[Dataset records]
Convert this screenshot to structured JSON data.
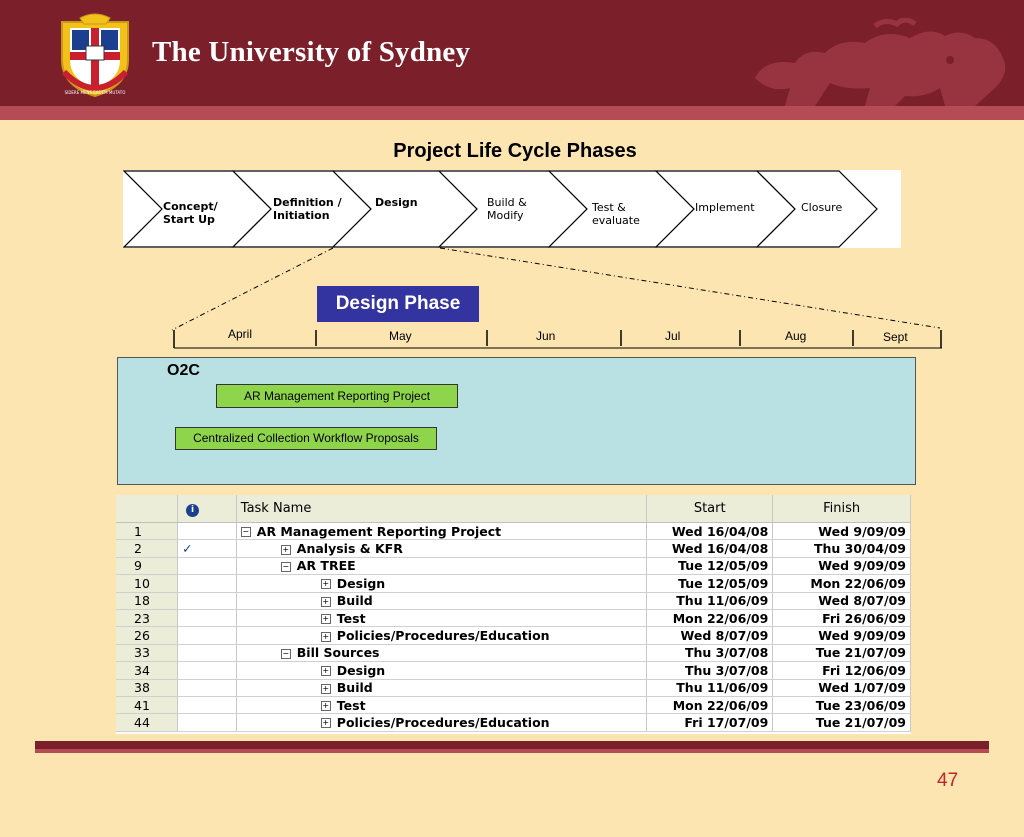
{
  "header": {
    "title": "The University of Sydney",
    "crest_motto": "SIDERE MENS EADEM MUTATO",
    "crest_book_text": "SCI\nENT"
  },
  "slide": {
    "title": "Project Life Cycle Phases"
  },
  "phases": [
    {
      "label_line1": "Concept/",
      "label_line2": "Start Up"
    },
    {
      "label_line1": "Definition /",
      "label_line2": "Initiation"
    },
    {
      "label_line1": "Design",
      "label_line2": ""
    },
    {
      "label_line1": "Build &",
      "label_line2": "Modify"
    },
    {
      "label_line1": "Test &",
      "label_line2": "evaluate"
    },
    {
      "label_line1": "Implement",
      "label_line2": ""
    },
    {
      "label_line1": "Closure",
      "label_line2": ""
    }
  ],
  "design_phase_label": "Design Phase",
  "months": [
    "April",
    "May",
    "Jun",
    "Jul",
    "Aug",
    "Sept"
  ],
  "o2c": {
    "label": "O2C",
    "projects": [
      "AR Management Reporting Project",
      "Centralized Collection Workflow Proposals"
    ]
  },
  "table": {
    "headers": {
      "info": "i",
      "task": "Task Name",
      "start": "Start",
      "finish": "Finish"
    },
    "rows": [
      {
        "id": "1",
        "check": "",
        "toggle": "−",
        "indent": 0,
        "name": "AR Management Reporting Project",
        "start": "Wed 16/04/08",
        "finish": "Wed 9/09/09"
      },
      {
        "id": "2",
        "check": "✓",
        "toggle": "+",
        "indent": 1,
        "name": "Analysis & KFR",
        "start": "Wed 16/04/08",
        "finish": "Thu 30/04/09"
      },
      {
        "id": "9",
        "check": "",
        "toggle": "−",
        "indent": 1,
        "name": "AR TREE",
        "start": "Tue 12/05/09",
        "finish": "Wed 9/09/09"
      },
      {
        "id": "10",
        "check": "",
        "toggle": "+",
        "indent": 2,
        "name": "Design",
        "start": "Tue 12/05/09",
        "finish": "Mon 22/06/09"
      },
      {
        "id": "18",
        "check": "",
        "toggle": "+",
        "indent": 2,
        "name": "Build",
        "start": "Thu 11/06/09",
        "finish": "Wed 8/07/09"
      },
      {
        "id": "23",
        "check": "",
        "toggle": "+",
        "indent": 2,
        "name": "Test",
        "start": "Mon 22/06/09",
        "finish": "Fri 26/06/09"
      },
      {
        "id": "26",
        "check": "",
        "toggle": "+",
        "indent": 2,
        "name": "Policies/Procedures/Education",
        "start": "Wed 8/07/09",
        "finish": "Wed 9/09/09"
      },
      {
        "id": "33",
        "check": "",
        "toggle": "−",
        "indent": 1,
        "name": "Bill Sources",
        "start": "Thu 3/07/08",
        "finish": "Tue 21/07/09"
      },
      {
        "id": "34",
        "check": "",
        "toggle": "+",
        "indent": 2,
        "name": "Design",
        "start": "Thu 3/07/08",
        "finish": "Fri 12/06/09"
      },
      {
        "id": "38",
        "check": "",
        "toggle": "+",
        "indent": 2,
        "name": "Build",
        "start": "Thu 11/06/09",
        "finish": "Wed 1/07/09"
      },
      {
        "id": "41",
        "check": "",
        "toggle": "+",
        "indent": 2,
        "name": "Test",
        "start": "Mon 22/06/09",
        "finish": "Tue 23/06/09"
      },
      {
        "id": "44",
        "check": "",
        "toggle": "+",
        "indent": 2,
        "name": "Policies/Procedures/Education",
        "start": "Fri 17/07/09",
        "finish": "Tue 21/07/09"
      }
    ]
  },
  "page_number": "47",
  "colors": {
    "header": "#7b1f2b",
    "background": "#fde5b2",
    "design_phase": "#3334a0",
    "o2c_box": "#b9e0e3",
    "project_box": "#8fd54b",
    "page_number": "#c0242f"
  }
}
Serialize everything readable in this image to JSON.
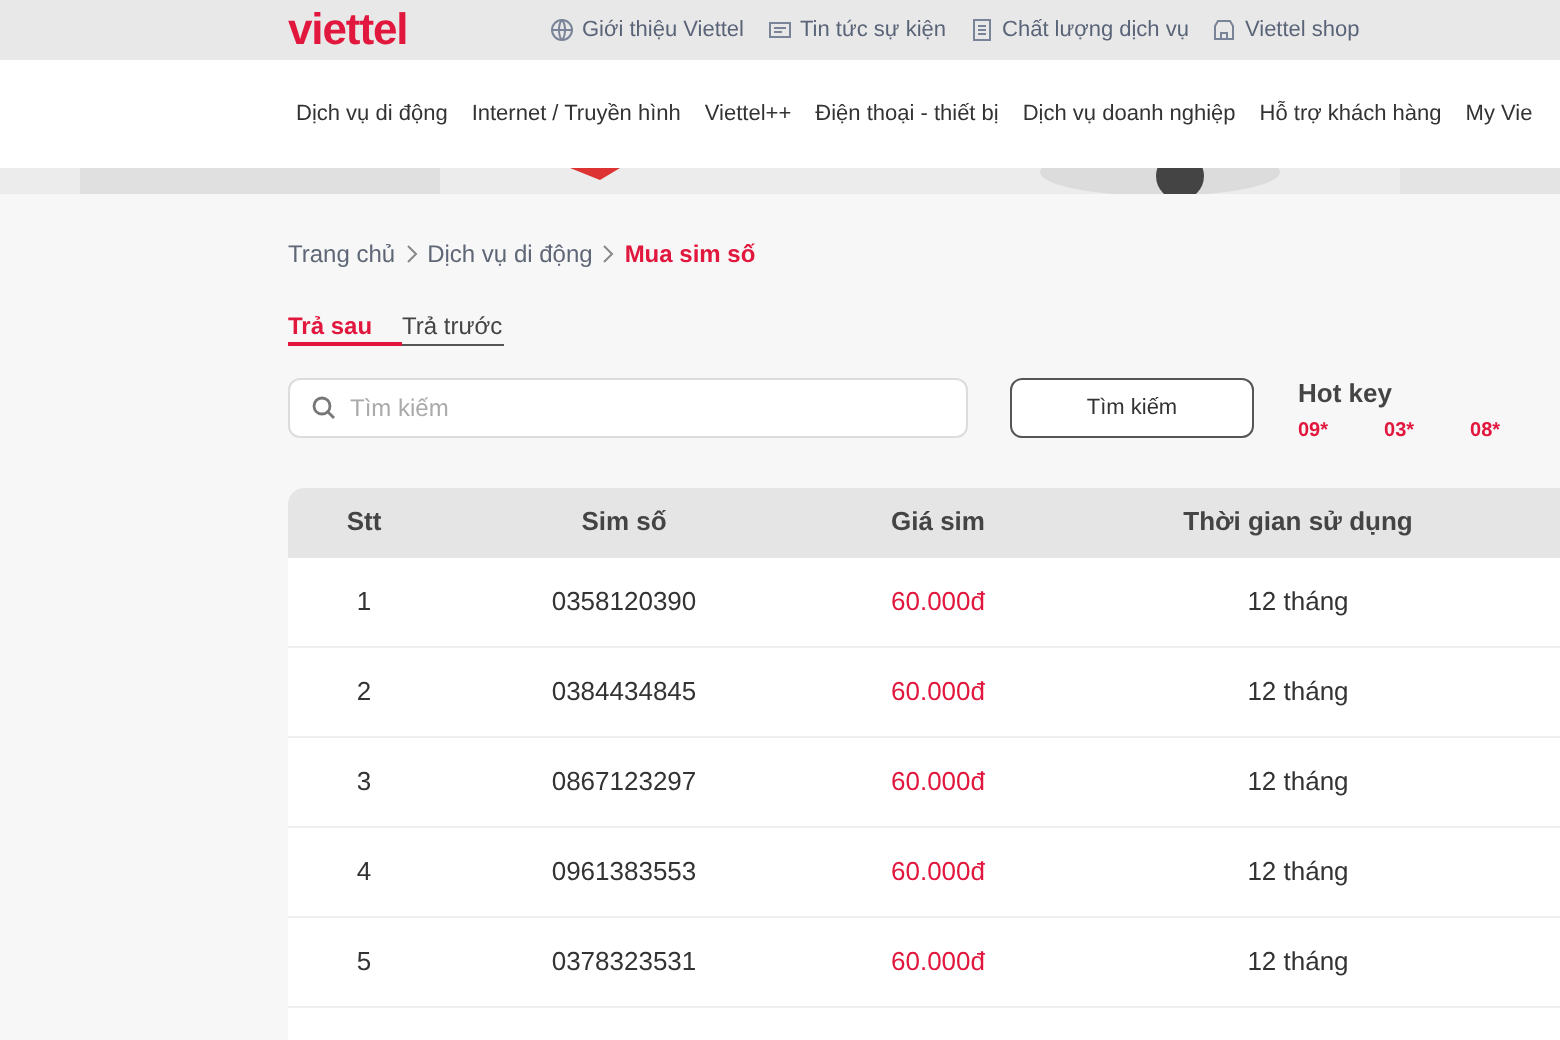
{
  "header": {
    "logo": "viettel",
    "links": [
      {
        "label": "Giới thiệu Viettel"
      },
      {
        "label": "Tin tức sự kiện"
      },
      {
        "label": "Chất lượng dịch vụ"
      },
      {
        "label": "Viettel shop"
      }
    ]
  },
  "nav": {
    "items": [
      "Dịch vụ di động",
      "Internet / Truyền hình",
      "Viettel++",
      "Điện thoại - thiết bị",
      "Dịch vụ doanh nghiệp",
      "Hỗ trợ khách hàng",
      "My Vie"
    ]
  },
  "breadcrumb": [
    {
      "label": "Trang chủ",
      "selected": false
    },
    {
      "label": "Dịch vụ di động",
      "selected": false
    },
    {
      "label": "Mua sim số",
      "selected": true
    }
  ],
  "tabs": [
    {
      "label": "Trả sau",
      "selected": true
    },
    {
      "label": "Trả trước",
      "selected": false
    }
  ],
  "search": {
    "placeholder": "Tìm kiếm",
    "button": "Tìm kiếm"
  },
  "hot_key": {
    "title": "Hot key",
    "keys": [
      "09*",
      "03*",
      "08*"
    ]
  },
  "table": {
    "columns": [
      "Stt",
      "Sim số",
      "Giá sim",
      "Thời gian sử dụng"
    ],
    "rows": [
      [
        "1",
        "0358120390",
        "60.000đ",
        "12 tháng"
      ],
      [
        "2",
        "0384434845",
        "60.000đ",
        "12 tháng"
      ],
      [
        "3",
        "0867123297",
        "60.000đ",
        "12 tháng"
      ],
      [
        "4",
        "0961383553",
        "60.000đ",
        "12 tháng"
      ],
      [
        "5",
        "0378323531",
        "60.000đ",
        "12 tháng"
      ]
    ]
  }
}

* [DO THIS]
Reproduce every entry exactly, but omit each picture.

* [EXPECTED ANSWER]
Convert this screenshot to structured JSON data.
{
  "header": {
    "title": "The University of Sydney",
    "crest_motto": "SIDERE MENS EADEM MUTATO",
    "crest_book_text": "SCI\nENT"
  },
  "slide": {
    "title": "Project Life Cycle Phases"
  },
  "phases": [
    {
      "label_line1": "Concept/",
      "label_line2": "Start Up"
    },
    {
      "label_line1": "Definition /",
      "label_line2": "Initiation"
    },
    {
      "label_line1": "Design",
      "label_line2": ""
    },
    {
      "label_line1": "Build &",
      "label_line2": "Modify"
    },
    {
      "label_line1": "Test &",
      "label_line2": "evaluate"
    },
    {
      "label_line1": "Implement",
      "label_line2": ""
    },
    {
      "label_line1": "Closure",
      "label_line2": ""
    }
  ],
  "design_phase_label": "Design Phase",
  "months": [
    "April",
    "May",
    "Jun",
    "Jul",
    "Aug",
    "Sept"
  ],
  "o2c": {
    "label": "O2C",
    "projects": [
      "AR Management Reporting Project",
      "Centralized Collection Workflow Proposals"
    ]
  },
  "table": {
    "headers": {
      "info": "i",
      "task": "Task Name",
      "start": "Start",
      "finish": "Finish"
    },
    "rows": [
      {
        "id": "1",
        "check": "",
        "toggle": "−",
        "indent": 0,
        "name": "AR Management Reporting Project",
        "start": "Wed 16/04/08",
        "finish": "Wed 9/09/09"
      },
      {
        "id": "2",
        "check": "✓",
        "toggle": "+",
        "indent": 1,
        "name": "Analysis & KFR",
        "start": "Wed 16/04/08",
        "finish": "Thu 30/04/09"
      },
      {
        "id": "9",
        "check": "",
        "toggle": "−",
        "indent": 1,
        "name": "AR TREE",
        "start": "Tue 12/05/09",
        "finish": "Wed 9/09/09"
      },
      {
        "id": "10",
        "check": "",
        "toggle": "+",
        "indent": 2,
        "name": "Design",
        "start": "Tue 12/05/09",
        "finish": "Mon 22/06/09"
      },
      {
        "id": "18",
        "check": "",
        "toggle": "+",
        "indent": 2,
        "name": "Build",
        "start": "Thu 11/06/09",
        "finish": "Wed 8/07/09"
      },
      {
        "id": "23",
        "check": "",
        "toggle": "+",
        "indent": 2,
        "name": "Test",
        "start": "Mon 22/06/09",
        "finish": "Fri 26/06/09"
      },
      {
        "id": "26",
        "check": "",
        "toggle": "+",
        "indent": 2,
        "name": "Policies/Procedures/Education",
        "start": "Wed 8/07/09",
        "finish": "Wed 9/09/09"
      },
      {
        "id": "33",
        "check": "",
        "toggle": "−",
        "indent": 1,
        "name": "Bill Sources",
        "start": "Thu 3/07/08",
        "finish": "Tue 21/07/09"
      },
      {
        "id": "34",
        "check": "",
        "toggle": "+",
        "indent": 2,
        "name": "Design",
        "start": "Thu 3/07/08",
        "finish": "Fri 12/06/09"
      },
      {
        "id": "38",
        "check": "",
        "toggle": "+",
        "indent": 2,
        "name": "Build",
        "start": "Thu 11/06/09",
        "finish": "Wed 1/07/09"
      },
      {
        "id": "41",
        "check": "",
        "toggle": "+",
        "indent": 2,
        "name": "Test",
        "start": "Mon 22/06/09",
        "finish": "Tue 23/06/09"
      },
      {
        "id": "44",
        "check": "",
        "toggle": "+",
        "indent": 2,
        "name": "Policies/Procedures/Education",
        "start": "Fri 17/07/09",
        "finish": "Tue 21/07/09"
      }
    ]
  },
  "page_number": "47",
  "colors": {
    "header": "#7b1f2b",
    "background": "#fde5b2",
    "design_phase": "#3334a0",
    "o2c_box": "#b9e0e3",
    "project_box": "#8fd54b",
    "page_number": "#c0242f"
  }
}
Serialize everything readable in this image to JSON.
{
  "header": {
    "logo": "viettel",
    "links": [
      {
        "label": "Giới thiệu Viettel"
      },
      {
        "label": "Tin tức sự kiện"
      },
      {
        "label": "Chất lượng dịch vụ"
      },
      {
        "label": "Viettel shop"
      }
    ]
  },
  "nav": {
    "items": [
      "Dịch vụ di động",
      "Internet / Truyền hình",
      "Viettel++",
      "Điện thoại - thiết bị",
      "Dịch vụ doanh nghiệp",
      "Hỗ trợ khách hàng",
      "My Vie"
    ]
  },
  "breadcrumb": [
    {
      "label": "Trang chủ",
      "selected": false
    },
    {
      "label": "Dịch vụ di động",
      "selected": false
    },
    {
      "label": "Mua sim số",
      "selected": true
    }
  ],
  "tabs": [
    {
      "label": "Trả sau",
      "selected": true
    },
    {
      "label": "Trả trước",
      "selected": false
    }
  ],
  "search": {
    "placeholder": "Tìm kiếm",
    "button": "Tìm kiếm"
  },
  "hot_key": {
    "title": "Hot key",
    "keys": [
      "09*",
      "03*",
      "08*"
    ]
  },
  "table": {
    "columns": [
      "Stt",
      "Sim số",
      "Giá sim",
      "Thời gian sử dụng"
    ],
    "rows": [
      [
        "1",
        "0358120390",
        "60.000đ",
        "12 tháng"
      ],
      [
        "2",
        "0384434845",
        "60.000đ",
        "12 tháng"
      ],
      [
        "3",
        "0867123297",
        "60.000đ",
        "12 tháng"
      ],
      [
        "4",
        "0961383553",
        "60.000đ",
        "12 tháng"
      ],
      [
        "5",
        "0378323531",
        "60.000đ",
        "12 tháng"
      ]
    ]
  }
}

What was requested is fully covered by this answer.